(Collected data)
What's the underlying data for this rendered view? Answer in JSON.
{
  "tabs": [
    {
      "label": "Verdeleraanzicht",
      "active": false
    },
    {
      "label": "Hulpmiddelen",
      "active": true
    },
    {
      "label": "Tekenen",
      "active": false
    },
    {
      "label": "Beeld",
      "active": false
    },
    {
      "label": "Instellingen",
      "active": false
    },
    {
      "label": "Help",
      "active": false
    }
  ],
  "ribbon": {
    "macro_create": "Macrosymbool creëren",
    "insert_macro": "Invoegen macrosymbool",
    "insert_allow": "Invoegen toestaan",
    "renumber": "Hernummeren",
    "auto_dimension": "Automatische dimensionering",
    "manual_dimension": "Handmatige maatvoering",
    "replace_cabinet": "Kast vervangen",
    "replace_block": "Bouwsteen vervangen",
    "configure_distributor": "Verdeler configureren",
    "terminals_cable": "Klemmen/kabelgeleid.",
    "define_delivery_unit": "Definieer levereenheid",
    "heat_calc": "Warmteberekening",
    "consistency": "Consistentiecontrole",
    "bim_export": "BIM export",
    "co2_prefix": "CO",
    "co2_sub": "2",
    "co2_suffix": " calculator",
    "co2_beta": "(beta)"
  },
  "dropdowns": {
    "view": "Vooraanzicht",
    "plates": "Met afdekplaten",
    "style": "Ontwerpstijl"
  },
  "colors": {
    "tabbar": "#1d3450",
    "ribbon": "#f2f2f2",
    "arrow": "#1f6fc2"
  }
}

* **WORK TO BE COMPLETED**:
Return every line in the listing that contains the word "vervangen".

* **RESULT OF THE EXERCISE**:
    "replace_cabinet": "Kast vervangen",
    "replace_block": "Bouwsteen vervangen",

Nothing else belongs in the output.